• **PROBLEM STATEMENT**: Repeat each entry exactly and drop the pictures.

• **DATASET**:
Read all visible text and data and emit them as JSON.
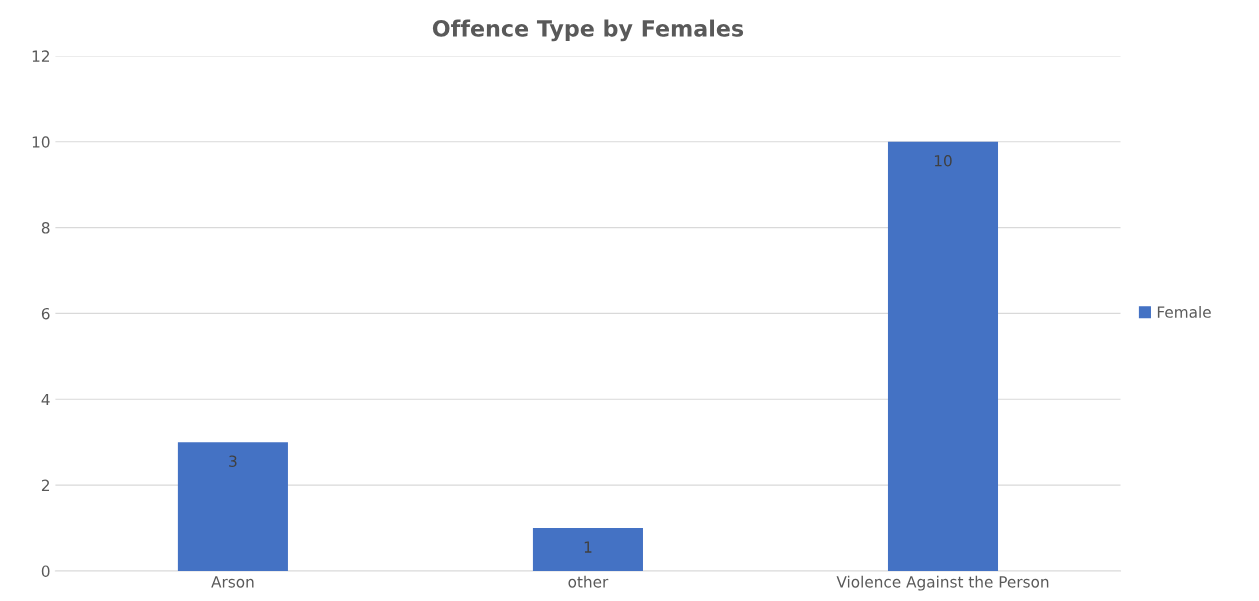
{
  "chart_data": {
    "type": "bar",
    "title": "Offence Type by Females",
    "categories": [
      "Arson",
      "other",
      "Violence Against the Person"
    ],
    "series": [
      {
        "name": "Female",
        "color": "#4472c4",
        "values": [
          3,
          1,
          10
        ]
      }
    ],
    "ylim": [
      0,
      12
    ],
    "yticks": [
      0,
      2,
      4,
      6,
      8,
      10,
      12
    ],
    "grid": "y",
    "legend": "right",
    "data_labels": true
  }
}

• **FULL OUTPUT**:
Read all visible text and data and emit them as JSON.
{
  "chart_data": {
    "type": "bar",
    "title": "Offence Type by Females",
    "categories": [
      "Arson",
      "other",
      "Violence Against the Person"
    ],
    "series": [
      {
        "name": "Female",
        "color": "#4472c4",
        "values": [
          3,
          1,
          10
        ]
      }
    ],
    "ylim": [
      0,
      12
    ],
    "yticks": [
      0,
      2,
      4,
      6,
      8,
      10,
      12
    ],
    "grid": "y",
    "legend": "right",
    "data_labels": true
  }
}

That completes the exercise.